A. Legal and Policy Framework3 a. OAU Convention Governing the Specific Aspects of Refugee Problems in Africa (1969 OAU Refugee Convention); b. The AU Constitutive Act; c. The Ouagadougou Declaration on Refugees, Returnees and Displaced Persons 2006; d. The AU Peace and Security Council Protocol; e. The Great Lakes Protocol on the Protection and Assistance to Internally Displaced Persons; f. The African Charter on Human and Peoples’ Rights; g. African Union Policy on Post-Conflict Reconstruction and Development (PCRD).
B. Institutional Mechanisms
a. African Union Peace and Security Architecture (AU PSA) with its seven structures including
i. The Peace and Security Council (PSC)
ii. The Panel of the Wise (PW)
iii. The Continental Early Warning System (CEWS),
iv. The African Standby Force (ASF)
v. The Peace Fund vi. The Military Staff Committee (MSC) vii. The Commission of the African Union
b. The Commission of the African Union with several departments working on the issue of migration and forced migration. It includes
i. AU Social Affairs Department, Labour, Employment and Migration Division;
ii. African Migration Fund;4
iii. Civil Society and Diaspora Directorate;
iv. Political Affairs, Humanitarian Affairs, Refugees and Displaced Persons Division.
c. Other Organs of the AU also have mandates on forced migration
i. The African Commission which has a Special Rapporteur for Refugees, Asylum Seekers, Internally Displaced Persons and Migrants in Africa;
ii. The African Court on Human and Peoples Rights (African Court of Justice and Human Rights);
iii. Sub-Committee of the Permanent Representatives’ Committee.
d. Regional Economic Communities and their policy and institutional mechanisms
AU Legal Instruments on Forced Migration
The most prominent legal instruments of the African Union governing forced migration are the 1969 OAU Refugee Convention, and the draft AU IDPs Convention, which is expected to be adopted in April 2009. The 1969 OAU Refugee Convention is ratified by 45 of the 53 Member States.5 It not only strengthened the underpinning principles of the 1951 UN Refugee Convention but also improved it through its liberal and more contextual redefinition of the legal concept of refugees.
^^^^^^^^^^^^^^^^
> What is asked:
A. In the passage on African Union forced migration instruments, when is the draft AU IDPs Convention expected to be adopted?
B. Translate this sentence from the passage on African Union forced migration instruments into French: "The most prominent legal instruments of the African Union governing forced migration are the 1969 OAU Refugee Convention, and the draft AU IDPs Convention, which is expected to be adopted in April 2009."

[Image region annotations]
^^^^^^^^^^^^^^^^
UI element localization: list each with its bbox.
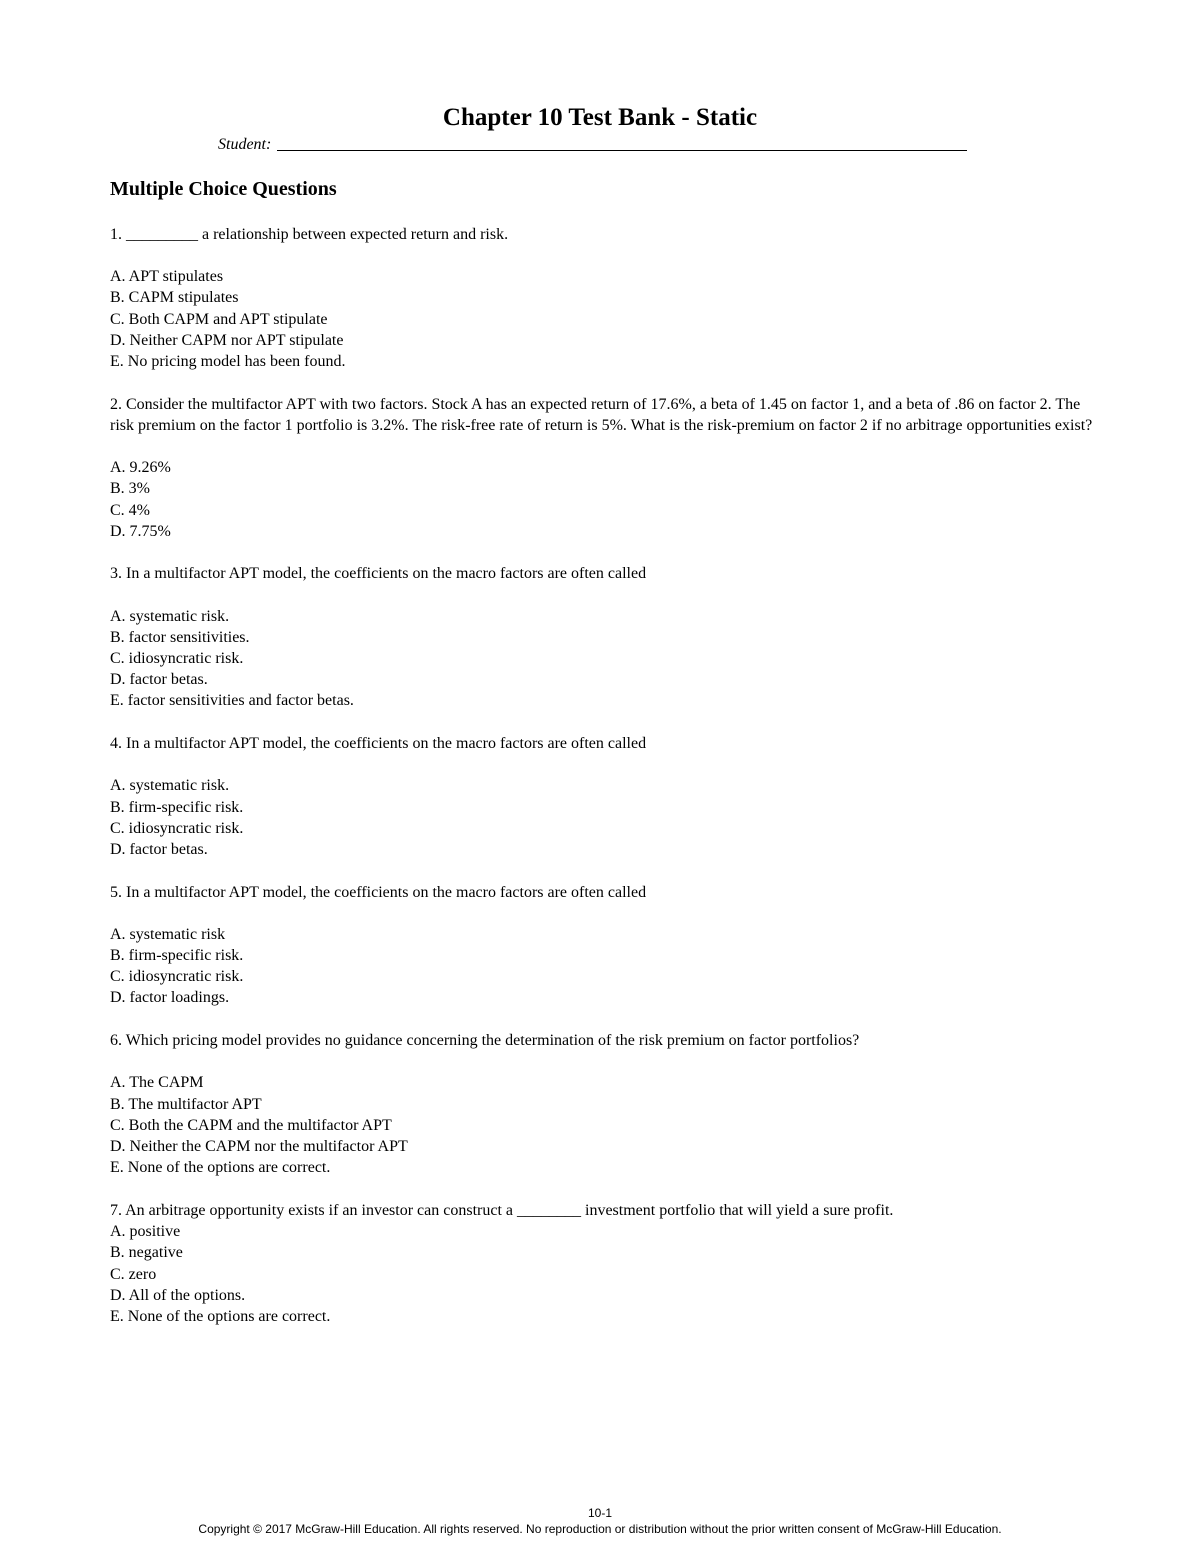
answer-option: C. Both CAPM and APT stipulate [110,310,328,328]
answer-option: C. Both the CAPM and the multifactor APT [110,1116,392,1134]
answer-option: D. Neither the CAPM nor the multifactor APT [110,1138,408,1155]
answer-option: B. CAPM stipulates [110,289,239,307]
student-name-blank [277,150,967,151]
question-6 [110,1030,1095,1178]
copyright-notice: Copyright © 2017 McGraw-Hill Education. All rights reserved. No reproduction or distribution without the prior written consent of McGraw-Hill Education. [198,1522,1002,1536]
answer-option: D. Neither CAPM nor APT stipulate [110,331,344,349]
answer-option: C. idiosyncratic risk. [110,650,244,668]
spacer [110,903,1095,924]
student-label: Student: [218,136,272,153]
answer-option: D. All of the options. [110,1286,246,1304]
question-text: 3. In a multifactor APT model, the coefficients on the macro factors are often called [110,565,647,583]
answer-option: E. No pricing model has been found. [110,353,346,371]
answer-option: E. None of the options are correct. [110,1159,331,1177]
spacer [110,1178,1095,1200]
section-heading: Multiple Choice Questions [110,178,337,200]
page-number: 10-1 [587,1506,613,1520]
question-3 [110,563,1095,711]
question-4 [110,733,1095,860]
spacer [110,436,1095,457]
answer-option: A. systematic risk [110,925,226,943]
question-text: 1. _________ a relationship between expected return and risk. [110,226,509,243]
answer-option: C. 4% [110,501,150,519]
spacer [110,372,1095,394]
answer-option: A. The CAPM [110,1074,204,1092]
spacer [110,860,1095,882]
answer-option: D. 7.75% [110,522,171,540]
answer-option: D. factor betas. [110,671,208,689]
spacer [110,712,1095,734]
answer-options [110,924,1095,1009]
answer-option: B. negative [110,1244,183,1262]
spacer [110,245,1095,266]
question-text: 6. Which pricing model provides no guidance concerning the determination of the risk premium on factor portfolios? [110,1032,860,1050]
question-2 [110,394,1095,542]
answer-option: B. factor sensitivities. [110,628,250,646]
answer-option: B. firm-specific risk. [110,947,244,965]
question-text: 5. In a multifactor APT model, the coefficients on the macro factors are often called [110,883,647,901]
answer-options [110,266,1095,372]
question-5 [110,882,1095,1009]
question-text: 7. An arbitrage opportunity exists if an investor can construct a ________ investment portfolio that will yield a sure profit. [110,1201,894,1219]
page-footer [0,1505,1200,1537]
question-7 [110,1200,1095,1327]
answer-option: B. 3% [110,480,150,498]
answer-option: D. factor loadings. [110,989,230,1007]
answer-option: A. 9.26% [110,459,171,477]
spacer [110,754,1095,775]
spacer [110,585,1095,606]
answer-option: C. idiosyncratic risk. [110,819,244,837]
answer-options [110,1221,1095,1327]
question-text: 4. In a multifactor APT model, the coefficients on the macro factors are often called [110,735,647,753]
student-name-line [218,136,967,154]
answer-options [110,775,1095,860]
answer-option: A. systematic risk. [110,607,230,625]
answer-option: C. zero [110,1265,157,1283]
answer-option: B. firm-specific risk. [110,798,244,816]
answer-option: B. The multifactor APT [110,1095,262,1113]
question-text: 2. Consider the multifactor APT with two factors. Stock A has an expected return of 17.6%, a beta of 1.45 on factor 1, and a beta of .86 on factor 2. The risk premium on the factor 1 portfolio is 3.2%. The risk-free rate of return is 5%. What is the risk-premium on factor 2 if no arbitrage opportunities exist? [110,395,1093,434]
answer-option: A. APT stipulates [110,268,224,286]
question-list [110,224,1095,1327]
spacer [110,542,1095,564]
answer-options [110,1072,1095,1178]
answer-options [110,457,1095,542]
answer-option: A. systematic risk. [110,777,230,795]
question-1 [110,224,1095,372]
answer-option: C. idiosyncratic risk. [110,968,244,986]
page-title: Chapter 10 Test Bank - Static [442,104,758,131]
answer-option: E. None of the options are correct. [110,1307,331,1325]
answer-option: A. positive [110,1223,181,1241]
answer-option: D. factor betas. [110,840,208,858]
answer-options [110,606,1095,712]
spacer [110,1009,1095,1031]
spacer [110,1051,1095,1072]
answer-option: E. factor sensitivities and factor betas. [110,692,354,710]
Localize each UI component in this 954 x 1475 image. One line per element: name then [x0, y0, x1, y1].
^^^^^^^^^^^^^^^^
> Completed exercise:
A. April 2009

B. Les instruments juridiques les plus importants de l'Union africaine régissant la migration forcée sont la Convention de l'OUA de 1969 sur les réfugiés et le projet de Convention de l'UA sur les personnes déplacées internes, dont l'adoption est prévue en avril 2009.